Please return the full listing below without altering anything.

* **WORKING DATA**
* * * *

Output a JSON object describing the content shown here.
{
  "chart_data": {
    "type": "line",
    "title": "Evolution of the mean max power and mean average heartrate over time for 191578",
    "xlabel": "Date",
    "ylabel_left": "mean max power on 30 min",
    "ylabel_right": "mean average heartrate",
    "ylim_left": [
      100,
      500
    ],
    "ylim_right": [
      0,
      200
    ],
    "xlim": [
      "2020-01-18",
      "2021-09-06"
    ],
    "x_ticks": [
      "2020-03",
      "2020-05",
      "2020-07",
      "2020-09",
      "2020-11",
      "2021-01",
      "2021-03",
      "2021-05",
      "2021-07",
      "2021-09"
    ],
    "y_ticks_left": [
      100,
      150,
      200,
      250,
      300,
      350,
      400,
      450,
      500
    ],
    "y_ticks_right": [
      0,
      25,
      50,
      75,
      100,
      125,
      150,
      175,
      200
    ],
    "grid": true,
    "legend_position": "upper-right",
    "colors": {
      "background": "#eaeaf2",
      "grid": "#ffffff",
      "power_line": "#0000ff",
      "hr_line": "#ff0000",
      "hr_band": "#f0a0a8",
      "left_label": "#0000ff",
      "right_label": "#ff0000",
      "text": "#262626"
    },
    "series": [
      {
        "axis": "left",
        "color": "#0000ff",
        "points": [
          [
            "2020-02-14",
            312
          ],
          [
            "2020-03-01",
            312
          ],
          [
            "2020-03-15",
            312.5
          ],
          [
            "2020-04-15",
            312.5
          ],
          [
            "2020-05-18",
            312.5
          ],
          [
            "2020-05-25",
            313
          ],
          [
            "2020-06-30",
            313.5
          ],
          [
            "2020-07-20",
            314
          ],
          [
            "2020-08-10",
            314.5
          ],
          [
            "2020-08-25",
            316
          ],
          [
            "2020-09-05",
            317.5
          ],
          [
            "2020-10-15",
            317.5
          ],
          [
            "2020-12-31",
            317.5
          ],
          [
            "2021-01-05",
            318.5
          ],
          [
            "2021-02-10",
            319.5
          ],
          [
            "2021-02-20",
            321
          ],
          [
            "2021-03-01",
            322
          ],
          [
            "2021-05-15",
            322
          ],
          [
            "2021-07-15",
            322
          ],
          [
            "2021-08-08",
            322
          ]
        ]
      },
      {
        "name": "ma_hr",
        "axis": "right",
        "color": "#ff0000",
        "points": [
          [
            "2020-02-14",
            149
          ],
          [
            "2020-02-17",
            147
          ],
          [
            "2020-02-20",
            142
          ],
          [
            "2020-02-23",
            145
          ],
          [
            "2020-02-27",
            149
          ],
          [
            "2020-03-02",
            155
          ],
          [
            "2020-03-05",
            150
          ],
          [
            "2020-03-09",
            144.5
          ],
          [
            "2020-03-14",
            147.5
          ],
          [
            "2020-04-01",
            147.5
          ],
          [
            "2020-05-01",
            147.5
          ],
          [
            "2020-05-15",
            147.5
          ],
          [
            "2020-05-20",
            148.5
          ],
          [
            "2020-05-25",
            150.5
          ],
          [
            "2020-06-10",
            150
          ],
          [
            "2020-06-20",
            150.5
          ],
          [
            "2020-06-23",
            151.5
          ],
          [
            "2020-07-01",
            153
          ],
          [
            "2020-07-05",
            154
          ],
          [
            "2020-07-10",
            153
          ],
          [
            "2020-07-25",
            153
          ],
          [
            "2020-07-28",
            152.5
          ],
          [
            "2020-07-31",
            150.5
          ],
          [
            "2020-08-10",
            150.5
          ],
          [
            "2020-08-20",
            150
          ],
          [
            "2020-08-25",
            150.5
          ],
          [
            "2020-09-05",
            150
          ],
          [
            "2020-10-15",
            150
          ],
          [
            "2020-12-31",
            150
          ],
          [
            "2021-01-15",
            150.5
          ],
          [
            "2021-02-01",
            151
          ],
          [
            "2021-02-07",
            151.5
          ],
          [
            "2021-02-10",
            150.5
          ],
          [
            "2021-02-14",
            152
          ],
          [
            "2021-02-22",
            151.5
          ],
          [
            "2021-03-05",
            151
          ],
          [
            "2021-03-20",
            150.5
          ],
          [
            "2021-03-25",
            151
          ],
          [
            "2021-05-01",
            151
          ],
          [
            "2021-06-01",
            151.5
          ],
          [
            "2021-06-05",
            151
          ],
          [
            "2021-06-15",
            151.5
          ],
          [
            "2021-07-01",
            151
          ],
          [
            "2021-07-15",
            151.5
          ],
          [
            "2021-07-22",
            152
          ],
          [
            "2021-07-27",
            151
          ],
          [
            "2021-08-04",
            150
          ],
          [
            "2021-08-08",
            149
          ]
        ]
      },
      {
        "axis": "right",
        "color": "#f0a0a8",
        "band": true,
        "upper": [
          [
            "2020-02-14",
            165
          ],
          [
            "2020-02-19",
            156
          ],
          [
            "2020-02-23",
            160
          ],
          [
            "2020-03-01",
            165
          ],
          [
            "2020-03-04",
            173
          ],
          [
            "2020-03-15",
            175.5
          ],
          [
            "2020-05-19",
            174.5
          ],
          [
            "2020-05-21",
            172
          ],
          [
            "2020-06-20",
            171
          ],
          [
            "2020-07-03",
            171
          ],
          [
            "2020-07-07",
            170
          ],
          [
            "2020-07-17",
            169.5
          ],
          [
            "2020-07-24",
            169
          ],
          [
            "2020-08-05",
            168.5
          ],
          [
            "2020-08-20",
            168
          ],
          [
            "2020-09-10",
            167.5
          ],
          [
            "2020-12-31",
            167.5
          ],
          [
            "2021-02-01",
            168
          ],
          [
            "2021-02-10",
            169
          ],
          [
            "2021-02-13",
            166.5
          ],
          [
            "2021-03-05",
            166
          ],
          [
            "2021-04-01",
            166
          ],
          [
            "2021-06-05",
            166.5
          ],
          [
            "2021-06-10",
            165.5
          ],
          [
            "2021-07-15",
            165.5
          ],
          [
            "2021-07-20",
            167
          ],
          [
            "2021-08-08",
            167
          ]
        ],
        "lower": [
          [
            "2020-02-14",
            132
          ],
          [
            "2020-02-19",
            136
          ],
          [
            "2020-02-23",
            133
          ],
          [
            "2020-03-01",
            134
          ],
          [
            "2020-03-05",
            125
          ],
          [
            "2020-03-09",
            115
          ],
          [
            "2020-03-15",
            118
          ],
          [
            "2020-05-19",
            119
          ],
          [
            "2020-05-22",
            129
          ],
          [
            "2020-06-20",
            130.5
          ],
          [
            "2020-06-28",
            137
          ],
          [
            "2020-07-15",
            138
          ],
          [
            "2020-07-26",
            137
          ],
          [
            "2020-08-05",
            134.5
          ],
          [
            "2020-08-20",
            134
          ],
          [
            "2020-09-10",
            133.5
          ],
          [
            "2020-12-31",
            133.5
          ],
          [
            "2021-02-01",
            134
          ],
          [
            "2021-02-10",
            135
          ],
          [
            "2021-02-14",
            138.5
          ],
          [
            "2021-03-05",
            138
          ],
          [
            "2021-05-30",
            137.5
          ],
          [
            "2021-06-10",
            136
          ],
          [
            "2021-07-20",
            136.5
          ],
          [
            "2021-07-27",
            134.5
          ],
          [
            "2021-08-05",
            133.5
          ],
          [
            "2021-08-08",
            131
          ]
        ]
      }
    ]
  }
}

* * * *

* **WRITTEN SOLUTION**
Output a JSON object describing the content shown here.
{
  "chart_data": {
    "type": "line",
    "title": "Evolution of the mean max power and mean average heartrate over time for 191578",
    "xlabel": "Date",
    "ylabel_left": "mean max power on 30 min",
    "ylabel_right": "mean average heartrate",
    "ylim_left": [
      100,
      500
    ],
    "ylim_right": [
      0,
      200
    ],
    "xlim": [
      "2020-01-18",
      "2021-09-06"
    ],
    "x_ticks": [
      "2020-03",
      "2020-05",
      "2020-07",
      "2020-09",
      "2020-11",
      "2021-01",
      "2021-03",
      "2021-05",
      "2021-07",
      "2021-09"
    ],
    "y_ticks_left": [
      100,
      150,
      200,
      250,
      300,
      350,
      400,
      450,
      500
    ],
    "y_ticks_right": [
      0,
      25,
      50,
      75,
      100,
      125,
      150,
      175,
      200
    ],
    "grid": true,
    "legend_position": "upper-right",
    "colors": {
      "background": "#eaeaf2",
      "grid": "#ffffff",
      "power_line": "#0000ff",
      "hr_line": "#ff0000",
      "hr_band": "#f0a0a8",
      "left_label": "#0000ff",
      "right_label": "#ff0000",
      "text": "#262626"
    },
    "series": [
      {
        "axis": "left",
        "color": "#0000ff",
        "points": [
          [
            "2020-02-14",
            312
          ],
          [
            "2020-03-01",
            312
          ],
          [
            "2020-03-15",
            312.5
          ],
          [
            "2020-04-15",
            312.5
          ],
          [
            "2020-05-18",
            312.5
          ],
          [
            "2020-05-25",
            313
          ],
          [
            "2020-06-30",
            313.5
          ],
          [
            "2020-07-20",
            314
          ],
          [
            "2020-08-10",
            314.5
          ],
          [
            "2020-08-25",
            316
          ],
          [
            "2020-09-05",
            317.5
          ],
          [
            "2020-10-15",
            317.5
          ],
          [
            "2020-12-31",
            317.5
          ],
          [
            "2021-01-05",
            318.5
          ],
          [
            "2021-02-10",
            319.5
          ],
          [
            "2021-02-20",
            321
          ],
          [
            "2021-03-01",
            322
          ],
          [
            "2021-05-15",
            322
          ],
          [
            "2021-07-15",
            322
          ],
          [
            "2021-08-08",
            322
          ]
        ]
      },
      {
        "name": "ma_hr",
        "axis": "right",
        "color": "#ff0000",
        "points": [
          [
            "2020-02-14",
            149
          ],
          [
            "2020-02-17",
            147
          ],
          [
            "2020-02-20",
            142
          ],
          [
            "2020-02-23",
            145
          ],
          [
            "2020-02-27",
            149
          ],
          [
            "2020-03-02",
            155
          ],
          [
            "2020-03-05",
            150
          ],
          [
            "2020-03-09",
            144.5
          ],
          [
            "2020-03-14",
            147.5
          ],
          [
            "2020-04-01",
            147.5
          ],
          [
            "2020-05-01",
            147.5
          ],
          [
            "2020-05-15",
            147.5
          ],
          [
            "2020-05-20",
            148.5
          ],
          [
            "2020-05-25",
            150.5
          ],
          [
            "2020-06-10",
            150
          ],
          [
            "2020-06-20",
            150.5
          ],
          [
            "2020-06-23",
            151.5
          ],
          [
            "2020-07-01",
            153
          ],
          [
            "2020-07-05",
            154
          ],
          [
            "2020-07-10",
            153
          ],
          [
            "2020-07-25",
            153
          ],
          [
            "2020-07-28",
            152.5
          ],
          [
            "2020-07-31",
            150.5
          ],
          [
            "2020-08-10",
            150.5
          ],
          [
            "2020-08-20",
            150
          ],
          [
            "2020-08-25",
            150.5
          ],
          [
            "2020-09-05",
            150
          ],
          [
            "2020-10-15",
            150
          ],
          [
            "2020-12-31",
            150
          ],
          [
            "2021-01-15",
            150.5
          ],
          [
            "2021-02-01",
            151
          ],
          [
            "2021-02-07",
            151.5
          ],
          [
            "2021-02-10",
            150.5
          ],
          [
            "2021-02-14",
            152
          ],
          [
            "2021-02-22",
            151.5
          ],
          [
            "2021-03-05",
            151
          ],
          [
            "2021-03-20",
            150.5
          ],
          [
            "2021-03-25",
            151
          ],
          [
            "2021-05-01",
            151
          ],
          [
            "2021-06-01",
            151.5
          ],
          [
            "2021-06-05",
            151
          ],
          [
            "2021-06-15",
            151.5
          ],
          [
            "2021-07-01",
            151
          ],
          [
            "2021-07-15",
            151.5
          ],
          [
            "2021-07-22",
            152
          ],
          [
            "2021-07-27",
            151
          ],
          [
            "2021-08-04",
            150
          ],
          [
            "2021-08-08",
            149
          ]
        ]
      },
      {
        "axis": "right",
        "color": "#f0a0a8",
        "band": true,
        "upper": [
          [
            "2020-02-14",
            165
          ],
          [
            "2020-02-19",
            156
          ],
          [
            "2020-02-23",
            160
          ],
          [
            "2020-03-01",
            165
          ],
          [
            "2020-03-04",
            173
          ],
          [
            "2020-03-15",
            175.5
          ],
          [
            "2020-05-19",
            174.5
          ],
          [
            "2020-05-21",
            172
          ],
          [
            "2020-06-20",
            171
          ],
          [
            "2020-07-03",
            171
          ],
          [
            "2020-07-07",
            170
          ],
          [
            "2020-07-17",
            169.5
          ],
          [
            "2020-07-24",
            169
          ],
          [
            "2020-08-05",
            168.5
          ],
          [
            "2020-08-20",
            168
          ],
          [
            "2020-09-10",
            167.5
          ],
          [
            "2020-12-31",
            167.5
          ],
          [
            "2021-02-01",
            168
          ],
          [
            "2021-02-10",
            169
          ],
          [
            "2021-02-13",
            166.5
          ],
          [
            "2021-03-05",
            166
          ],
          [
            "2021-04-01",
            166
          ],
          [
            "2021-06-05",
            166.5
          ],
          [
            "2021-06-10",
            165.5
          ],
          [
            "2021-07-15",
            165.5
          ],
          [
            "2021-07-20",
            167
          ],
          [
            "2021-08-08",
            167
          ]
        ],
        "lower": [
          [
            "2020-02-14",
            132
          ],
          [
            "2020-02-19",
            136
          ],
          [
            "2020-02-23",
            133
          ],
          [
            "2020-03-01",
            134
          ],
          [
            "2020-03-05",
            125
          ],
          [
            "2020-03-09",
            115
          ],
          [
            "2020-03-15",
            118
          ],
          [
            "2020-05-19",
            119
          ],
          [
            "2020-05-22",
            129
          ],
          [
            "2020-06-20",
            130.5
          ],
          [
            "2020-06-28",
            137
          ],
          [
            "2020-07-15",
            138
          ],
          [
            "2020-07-26",
            137
          ],
          [
            "2020-08-05",
            134.5
          ],
          [
            "2020-08-20",
            134
          ],
          [
            "2020-09-10",
            133.5
          ],
          [
            "2020-12-31",
            133.5
          ],
          [
            "2021-02-01",
            134
          ],
          [
            "2021-02-10",
            135
          ],
          [
            "2021-02-14",
            138.5
          ],
          [
            "2021-03-05",
            138
          ],
          [
            "2021-05-30",
            137.5
          ],
          [
            "2021-06-10",
            136
          ],
          [
            "2021-07-20",
            136.5
          ],
          [
            "2021-07-27",
            134.5
          ],
          [
            "2021-08-05",
            133.5
          ],
          [
            "2021-08-08",
            131
          ]
        ]
      }
    ]
  }
}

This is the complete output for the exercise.